TO DO: Copy the line with "Extract the structured" and all lines following it through the last line of the entries, exactly as written.

>>>>>

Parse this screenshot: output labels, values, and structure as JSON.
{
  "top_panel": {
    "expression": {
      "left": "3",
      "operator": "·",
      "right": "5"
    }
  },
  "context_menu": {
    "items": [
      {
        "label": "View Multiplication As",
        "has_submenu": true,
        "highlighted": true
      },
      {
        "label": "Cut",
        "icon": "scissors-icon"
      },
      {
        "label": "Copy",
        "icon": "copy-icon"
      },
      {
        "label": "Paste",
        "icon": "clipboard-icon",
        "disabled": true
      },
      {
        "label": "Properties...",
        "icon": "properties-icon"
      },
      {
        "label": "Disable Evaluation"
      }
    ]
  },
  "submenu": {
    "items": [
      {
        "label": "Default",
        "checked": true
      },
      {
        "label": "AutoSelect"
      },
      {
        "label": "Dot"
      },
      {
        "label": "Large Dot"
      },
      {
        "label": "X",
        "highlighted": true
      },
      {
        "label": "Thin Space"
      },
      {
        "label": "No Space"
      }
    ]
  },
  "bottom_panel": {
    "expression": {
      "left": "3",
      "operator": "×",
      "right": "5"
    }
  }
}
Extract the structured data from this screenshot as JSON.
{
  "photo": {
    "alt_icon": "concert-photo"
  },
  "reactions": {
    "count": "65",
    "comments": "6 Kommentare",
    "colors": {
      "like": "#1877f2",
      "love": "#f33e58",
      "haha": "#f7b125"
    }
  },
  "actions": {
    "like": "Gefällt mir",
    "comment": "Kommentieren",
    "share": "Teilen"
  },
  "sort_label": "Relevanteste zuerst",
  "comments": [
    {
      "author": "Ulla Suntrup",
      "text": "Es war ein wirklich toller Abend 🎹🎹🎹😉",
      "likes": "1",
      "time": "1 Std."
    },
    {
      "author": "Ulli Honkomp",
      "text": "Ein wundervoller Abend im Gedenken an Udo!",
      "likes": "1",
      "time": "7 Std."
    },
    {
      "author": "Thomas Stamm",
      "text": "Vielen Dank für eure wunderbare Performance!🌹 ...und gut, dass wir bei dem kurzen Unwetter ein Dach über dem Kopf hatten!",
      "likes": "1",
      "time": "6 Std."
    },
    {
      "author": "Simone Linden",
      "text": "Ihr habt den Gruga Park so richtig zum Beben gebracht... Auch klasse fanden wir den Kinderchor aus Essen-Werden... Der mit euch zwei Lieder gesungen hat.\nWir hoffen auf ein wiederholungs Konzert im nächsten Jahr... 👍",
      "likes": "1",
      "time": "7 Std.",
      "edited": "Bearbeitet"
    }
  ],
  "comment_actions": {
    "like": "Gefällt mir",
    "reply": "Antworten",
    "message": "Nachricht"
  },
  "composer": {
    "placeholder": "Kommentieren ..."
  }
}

<<<<<

EXERCISE RESULT:
Extract the structured data from this screenshot as JSON.
{
  "photo": {
    "alt_icon": "concert-photo"
  },
  "reactions": {
    "count": "65",
    "comments": "6 Kommentare",
    "colors": {
      "like": "#1877f2",
      "love": "#f33e58",
      "haha": "#f7b125"
    }
  },
  "actions": {
    "like": "Gefällt mir",
    "comment": "Kommentieren",
    "share": "Teilen"
  },
  "sort_label": "Relevanteste zuerst",
  "comments": [
    {
      "author": "Ulla Suntrup",
      "text": "Es war ein wirklich toller Abend 🎹🎹🎹😉",
      "likes": "1",
      "time": "1 Std."
    },
    {
      "author": "Ulli Honkomp",
      "text": "Ein wundervoller Abend im Gedenken an Udo!",
      "likes": "1",
      "time": "7 Std."
    },
    {
      "author": "Thomas Stamm",
      "text": "Vielen Dank für eure wunderbare Performance!🌹 ...und gut, dass wir bei dem kurzen Unwetter ein Dach über dem Kopf hatten!",
      "likes": "1",
      "time": "6 Std."
    },
    {
      "author": "Simone Linden",
      "text": "Ihr habt den Gruga Park so richtig zum Beben gebracht... Auch klasse fanden wir den Kinderchor aus Essen-Werden... Der mit euch zwei Lieder gesungen hat.\nWir hoffen auf ein wiederholungs Konzert im nächsten Jahr... 👍",
      "likes": "1",
      "time": "7 Std.",
      "edited": "Bearbeitet"
    }
  ],
  "comment_actions": {
    "like": "Gefällt mir",
    "reply": "Antworten",
    "message": "Nachricht"
  },
  "composer": {
    "placeholder": "Kommentieren ..."
  }
}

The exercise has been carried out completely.